▶ [Available records]:
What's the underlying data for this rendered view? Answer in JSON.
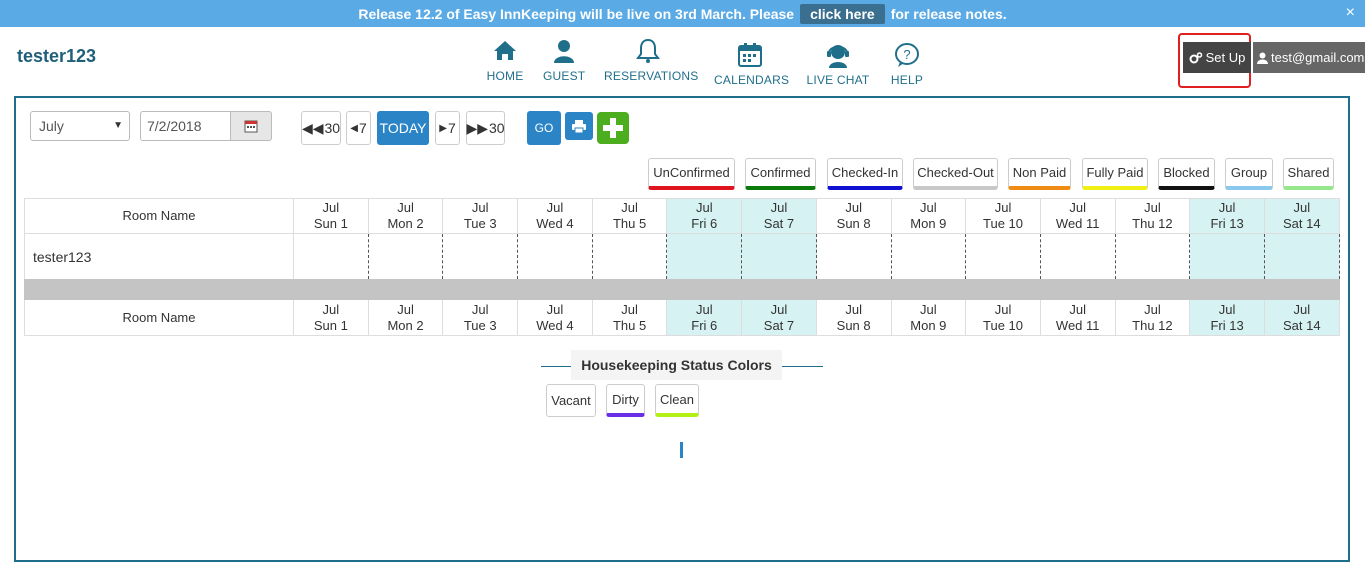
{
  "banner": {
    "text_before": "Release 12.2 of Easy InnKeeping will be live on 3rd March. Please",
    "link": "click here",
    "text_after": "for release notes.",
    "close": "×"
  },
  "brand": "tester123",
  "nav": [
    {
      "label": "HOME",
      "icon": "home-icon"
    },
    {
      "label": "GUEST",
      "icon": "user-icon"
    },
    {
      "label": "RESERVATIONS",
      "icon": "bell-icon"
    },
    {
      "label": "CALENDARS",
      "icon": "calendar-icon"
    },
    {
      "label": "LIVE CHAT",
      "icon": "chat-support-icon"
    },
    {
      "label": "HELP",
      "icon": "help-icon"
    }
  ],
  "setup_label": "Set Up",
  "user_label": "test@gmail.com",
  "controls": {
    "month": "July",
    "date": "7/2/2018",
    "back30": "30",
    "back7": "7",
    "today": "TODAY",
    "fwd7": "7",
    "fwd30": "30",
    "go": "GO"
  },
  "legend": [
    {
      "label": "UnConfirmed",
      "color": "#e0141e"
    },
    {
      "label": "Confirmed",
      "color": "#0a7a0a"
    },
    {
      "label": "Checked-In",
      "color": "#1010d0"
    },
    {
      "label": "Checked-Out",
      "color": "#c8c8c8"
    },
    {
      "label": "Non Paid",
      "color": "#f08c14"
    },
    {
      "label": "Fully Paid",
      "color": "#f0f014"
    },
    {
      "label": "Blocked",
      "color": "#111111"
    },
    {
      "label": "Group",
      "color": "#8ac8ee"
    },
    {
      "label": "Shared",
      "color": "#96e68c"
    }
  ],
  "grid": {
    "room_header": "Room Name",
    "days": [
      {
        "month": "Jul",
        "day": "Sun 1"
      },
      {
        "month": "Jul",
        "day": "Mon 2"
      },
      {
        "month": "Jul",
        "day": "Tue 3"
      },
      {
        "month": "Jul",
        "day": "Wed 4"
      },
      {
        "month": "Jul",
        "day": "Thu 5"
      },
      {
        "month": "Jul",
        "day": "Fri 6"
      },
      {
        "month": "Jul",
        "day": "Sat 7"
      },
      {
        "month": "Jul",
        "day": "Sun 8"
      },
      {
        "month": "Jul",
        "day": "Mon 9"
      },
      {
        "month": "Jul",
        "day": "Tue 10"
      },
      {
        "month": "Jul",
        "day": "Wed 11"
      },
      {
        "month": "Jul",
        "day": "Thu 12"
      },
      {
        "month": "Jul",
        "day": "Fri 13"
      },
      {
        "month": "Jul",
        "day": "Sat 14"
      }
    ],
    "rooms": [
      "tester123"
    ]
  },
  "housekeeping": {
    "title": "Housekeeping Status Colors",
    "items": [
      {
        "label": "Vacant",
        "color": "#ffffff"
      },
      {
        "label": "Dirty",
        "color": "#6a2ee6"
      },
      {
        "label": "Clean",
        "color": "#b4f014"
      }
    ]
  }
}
--
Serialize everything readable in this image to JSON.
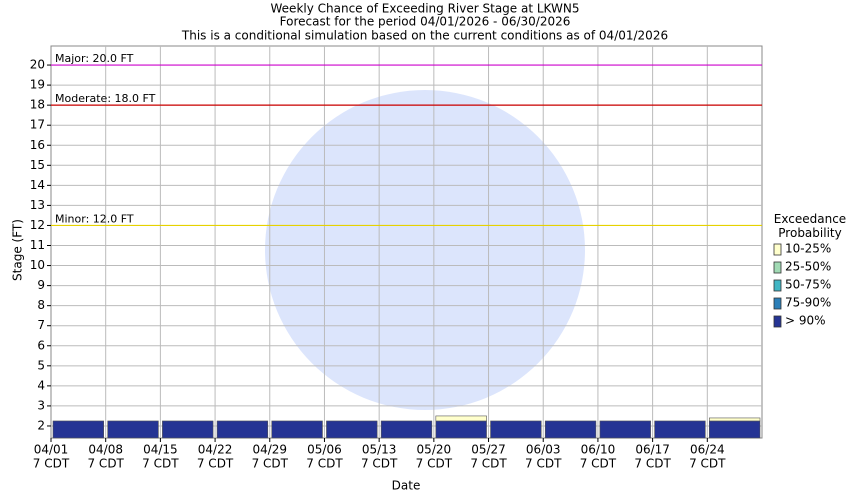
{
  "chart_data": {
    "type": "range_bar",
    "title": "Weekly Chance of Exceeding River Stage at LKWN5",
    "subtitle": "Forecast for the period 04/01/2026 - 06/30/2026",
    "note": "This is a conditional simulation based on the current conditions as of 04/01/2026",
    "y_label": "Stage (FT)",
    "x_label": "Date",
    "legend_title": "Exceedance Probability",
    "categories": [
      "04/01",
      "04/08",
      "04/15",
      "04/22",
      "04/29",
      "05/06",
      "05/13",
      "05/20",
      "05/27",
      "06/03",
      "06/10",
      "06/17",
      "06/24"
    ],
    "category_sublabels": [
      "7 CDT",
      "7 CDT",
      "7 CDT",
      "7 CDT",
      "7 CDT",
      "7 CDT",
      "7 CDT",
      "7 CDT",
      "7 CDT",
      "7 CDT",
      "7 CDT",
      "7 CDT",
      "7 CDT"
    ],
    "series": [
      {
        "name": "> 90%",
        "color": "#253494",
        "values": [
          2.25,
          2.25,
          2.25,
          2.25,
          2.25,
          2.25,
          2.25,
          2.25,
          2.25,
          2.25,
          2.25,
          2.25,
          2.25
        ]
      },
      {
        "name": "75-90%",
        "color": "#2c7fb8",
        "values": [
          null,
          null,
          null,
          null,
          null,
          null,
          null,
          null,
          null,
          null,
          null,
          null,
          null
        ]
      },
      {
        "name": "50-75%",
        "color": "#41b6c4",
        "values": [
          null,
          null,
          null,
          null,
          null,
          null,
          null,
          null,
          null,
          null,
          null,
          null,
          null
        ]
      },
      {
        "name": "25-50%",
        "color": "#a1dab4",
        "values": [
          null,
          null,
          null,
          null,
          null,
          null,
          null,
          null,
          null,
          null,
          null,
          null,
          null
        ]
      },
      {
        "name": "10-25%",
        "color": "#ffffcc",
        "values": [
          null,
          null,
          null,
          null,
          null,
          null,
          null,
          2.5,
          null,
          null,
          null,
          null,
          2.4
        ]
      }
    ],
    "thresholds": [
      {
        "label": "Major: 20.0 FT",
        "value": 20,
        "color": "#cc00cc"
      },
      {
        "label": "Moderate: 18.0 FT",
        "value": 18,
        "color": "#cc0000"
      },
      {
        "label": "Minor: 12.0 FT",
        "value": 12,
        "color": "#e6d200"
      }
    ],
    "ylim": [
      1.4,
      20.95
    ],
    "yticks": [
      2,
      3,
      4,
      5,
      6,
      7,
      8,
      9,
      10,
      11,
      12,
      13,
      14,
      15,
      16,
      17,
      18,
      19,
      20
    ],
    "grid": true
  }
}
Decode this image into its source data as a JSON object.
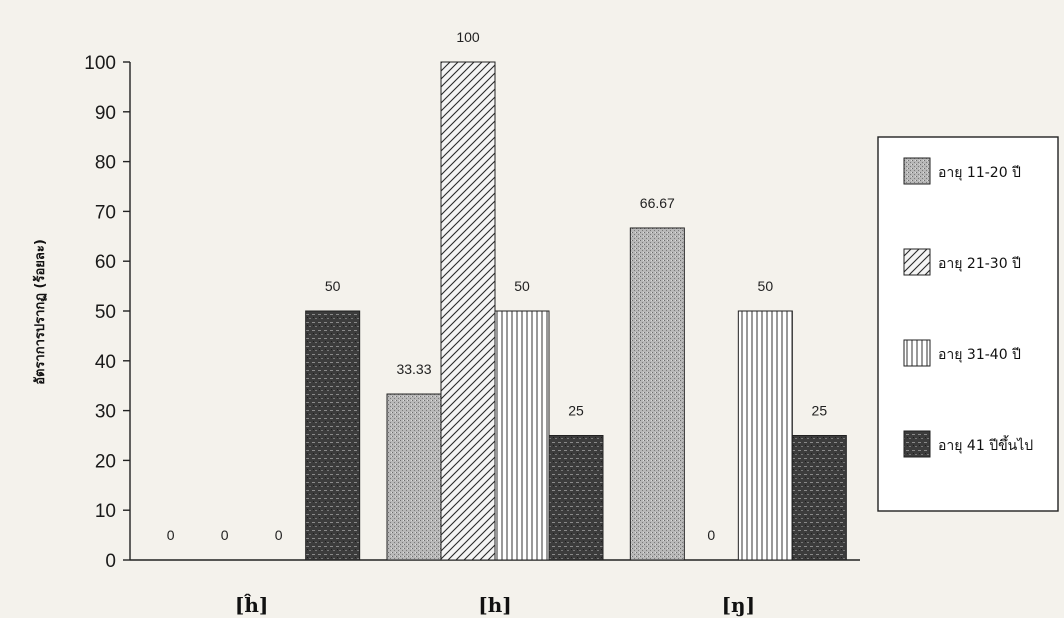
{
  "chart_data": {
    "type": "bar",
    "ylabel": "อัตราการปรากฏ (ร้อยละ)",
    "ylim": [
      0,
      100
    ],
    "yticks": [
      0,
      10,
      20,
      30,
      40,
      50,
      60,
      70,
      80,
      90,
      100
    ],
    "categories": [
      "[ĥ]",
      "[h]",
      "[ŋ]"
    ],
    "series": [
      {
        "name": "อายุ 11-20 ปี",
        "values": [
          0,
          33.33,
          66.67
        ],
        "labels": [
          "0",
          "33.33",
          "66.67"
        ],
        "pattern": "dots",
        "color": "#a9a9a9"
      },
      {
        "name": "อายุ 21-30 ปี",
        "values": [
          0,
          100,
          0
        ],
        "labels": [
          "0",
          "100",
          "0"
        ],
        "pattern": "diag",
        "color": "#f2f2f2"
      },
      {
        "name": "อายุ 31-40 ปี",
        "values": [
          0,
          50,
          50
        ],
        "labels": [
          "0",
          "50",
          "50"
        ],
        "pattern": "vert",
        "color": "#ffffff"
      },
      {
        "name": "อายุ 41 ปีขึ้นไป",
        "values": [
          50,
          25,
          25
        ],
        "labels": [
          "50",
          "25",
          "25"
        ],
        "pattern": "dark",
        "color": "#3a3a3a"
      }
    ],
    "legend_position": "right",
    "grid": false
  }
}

▶ [What is being asked]: Identify and copy all lines with the word "Stage".

▶ [Reply to the exercise]:
    "title": "Weekly Chance of Exceeding River Stage at LKWN5",
    "y_label": "Stage (FT)",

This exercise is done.